Data entries ::
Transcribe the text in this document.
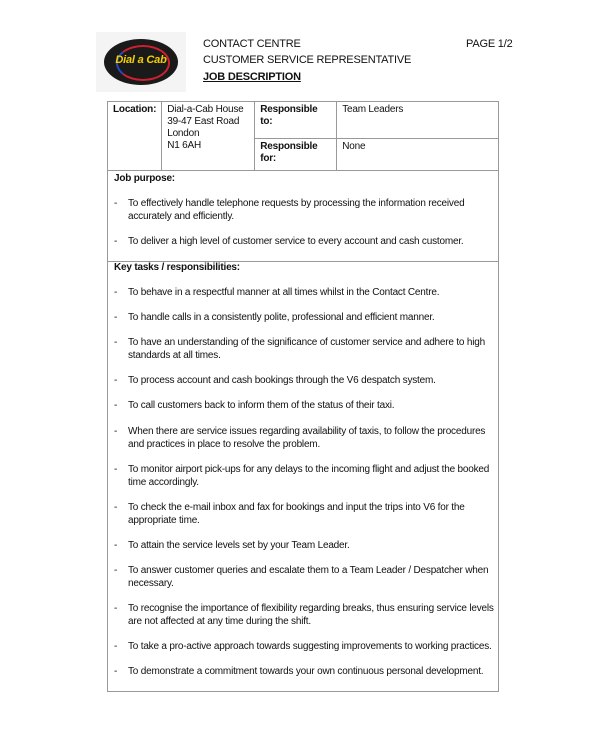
Dial a Cab
CONTACT CENTRE
CUSTOMER SERVICE REPRESENTATIVE
JOB DESCRIPTION
PAGE 1/2
Location:	Dial-a-Cab House
39-47 East Road
London
N1 6AH	Responsible to:	Team Leaders
		Responsible for:	None
Job purpose:
- To effectively handle telephone requests by processing the information received accurately and efficiently.
- To deliver a high level of customer service to every account and cash customer.
Key tasks / responsibilities:
- To behave in a respectful manner at all times whilst in the Contact Centre.
- To handle calls in a consistently polite, professional and efficient manner.
- To have an understanding of the significance of customer service and adhere to high standards at all times.
- To process account and cash bookings through the V6 despatch system.
- To call customers back to inform them of the status of their taxi.
- When there are service issues regarding availability of taxis, to follow the procedures and practices in place to resolve the problem.
- To monitor airport pick-ups for any delays to the incoming flight and adjust the booked time accordingly.
- To check the e-mail inbox and fax for bookings and input the trips into V6 for the appropriate time.
- To attain the service levels set by your Team Leader.
- To answer customer queries and escalate them to a Team Leader / Despatcher when necessary.
- To recognise the importance of flexibility regarding breaks, thus ensuring service levels are not affected at any time during the shift.
- To take a pro-active approach towards suggesting improvements to working practices.
- To demonstrate a commitment towards your own continuous personal development.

Goal of the exercise ::
In this exercise, set down all of the data exactly, without the pictures.

Output ::
Transcribe the text in this document.
Dial a Cab
CONTACT CENTRE
CUSTOMER SERVICE REPRESENTATIVE
JOB DESCRIPTION
PAGE 1/2
Location:	Dial-a-Cab House
39-47 East Road
London
N1 6AH	Responsible to:	Team Leaders
		Responsible for:	None
Job purpose:
- To effectively handle telephone requests by processing the information received accurately and efficiently.
- To deliver a high level of customer service to every account and cash customer.
Key tasks / responsibilities:
- To behave in a respectful manner at all times whilst in the Contact Centre.
- To handle calls in a consistently polite, professional and efficient manner.
- To have an understanding of the significance of customer service and adhere to high standards at all times.
- To process account and cash bookings through the V6 despatch system.
- To call customers back to inform them of the status of their taxi.
- When there are service issues regarding availability of taxis, to follow the procedures and practices in place to resolve the problem.
- To monitor airport pick-ups for any delays to the incoming flight and adjust the booked time accordingly.
- To check the e-mail inbox and fax for bookings and input the trips into V6 for the appropriate time.
- To attain the service levels set by your Team Leader.
- To answer customer queries and escalate them to a Team Leader / Despatcher when necessary.
- To recognise the importance of flexibility regarding breaks, thus ensuring service levels are not affected at any time during the shift.
- To take a pro-active approach towards suggesting improvements to working practices.
- To demonstrate a commitment towards your own continuous personal development.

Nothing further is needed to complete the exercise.